Collection entries
++++++++
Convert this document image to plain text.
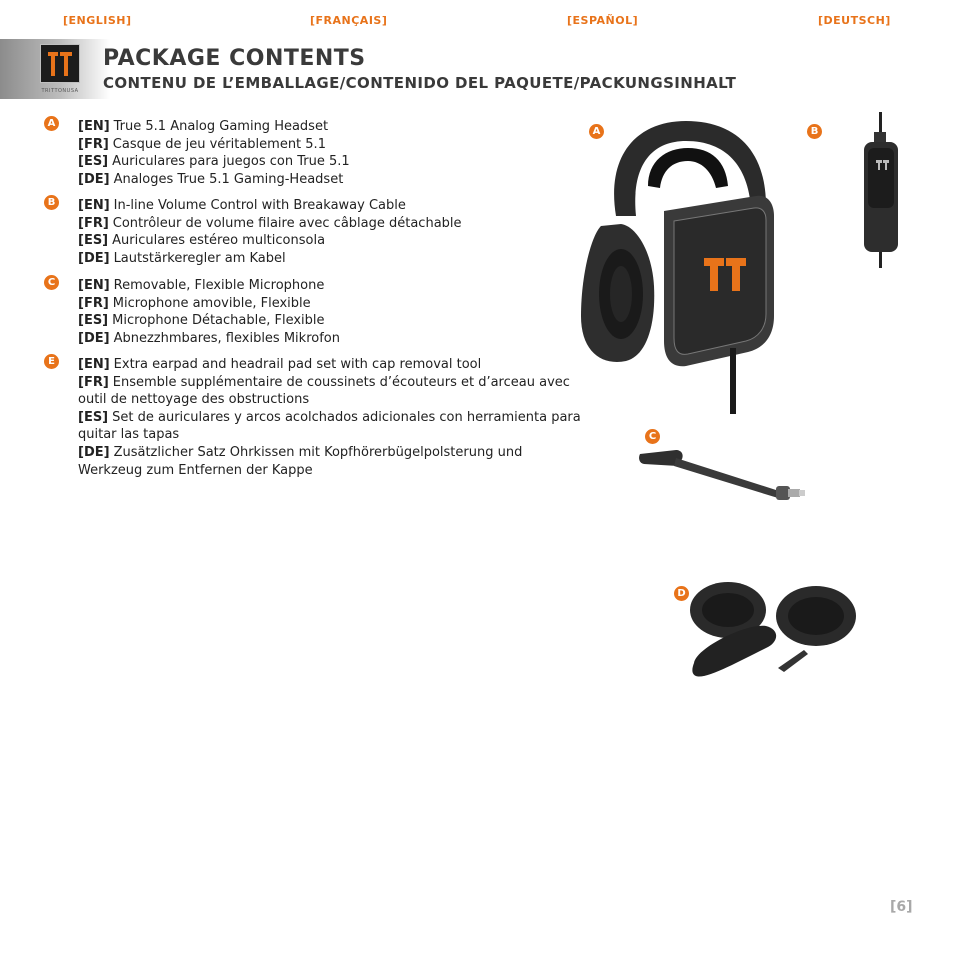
[ENGLISH]	[FRANÇAIS]	[ESPAÑOL]	[DEUTSCH]
TRITTONUSA
PACKAGE CONTENTS
CONTENU DE L’EMBALLAGE/CONTENIDO DEL PAQUETE/PACKUNGSINHALT
A [EN] True 5.1 Analog Gaming Headset
[FR] Casque de jeu véritablement 5.1
[ES] Auriculares para juegos con True 5.1
[DE] Analoges True 5.1 Gaming-Headset
B [EN] In-line Volume Control with Breakaway Cable
[FR] Contrôleur de volume filaire avec câblage détachable
[ES] Auriculares estéreo multiconsola
[DE] Lautstärkeregler am Kabel
C [EN] Removable, Flexible Microphone
[FR] Microphone amovible, Flexible
[ES] Microphone Détachable, Flexible
[DE] Abnezzhmbares, flexibles Mikrofon
E	[EN] Extra earpad and headrail pad set with cap removal tool
[FR] Ensemble supplémentaire de coussinets d’écouteurs et d’arceau avec outil de nettoyage des obstructions
[ES] Set de auriculares y arcos acolchados adicionales con herramienta para quitar las tapas
[DE] Zusätzlicher Satz Ohrkissen mit Kopfhörerbügelpolsterung und Werkzeug zum Entfernen der Kappe
A	B
C
D
[6]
++++++++
§ TO BE DONE
Repeat the material above in full and unchanged, minus its images.

§ RESULT
Convert this document image to plain text.
[ENGLISH]	[FRANÇAIS]	[ESPAÑOL]	[DEUTSCH]
TRITTONUSA
PACKAGE CONTENTS
CONTENU DE L’EMBALLAGE/CONTENIDO DEL PAQUETE/PACKUNGSINHALT
A [EN] True 5.1 Analog Gaming Headset
[FR] Casque de jeu véritablement 5.1
[ES] Auriculares para juegos con True 5.1
[DE] Analoges True 5.1 Gaming-Headset
B [EN] In-line Volume Control with Breakaway Cable
[FR] Contrôleur de volume filaire avec câblage détachable
[ES] Auriculares estéreo multiconsola
[DE] Lautstärkeregler am Kabel
C [EN] Removable, Flexible Microphone
[FR] Microphone amovible, Flexible
[ES] Microphone Détachable, Flexible
[DE] Abnezzhmbares, flexibles Mikrofon
E	[EN] Extra earpad and headrail pad set with cap removal tool
[FR] Ensemble supplémentaire de coussinets d’écouteurs et d’arceau avec outil de nettoyage des obstructions
[ES] Set de auriculares y arcos acolchados adicionales con herramienta para quitar las tapas
[DE] Zusätzlicher Satz Ohrkissen mit Kopfhörerbügelpolsterung und Werkzeug zum Entfernen der Kappe
A	B
C
D
[6]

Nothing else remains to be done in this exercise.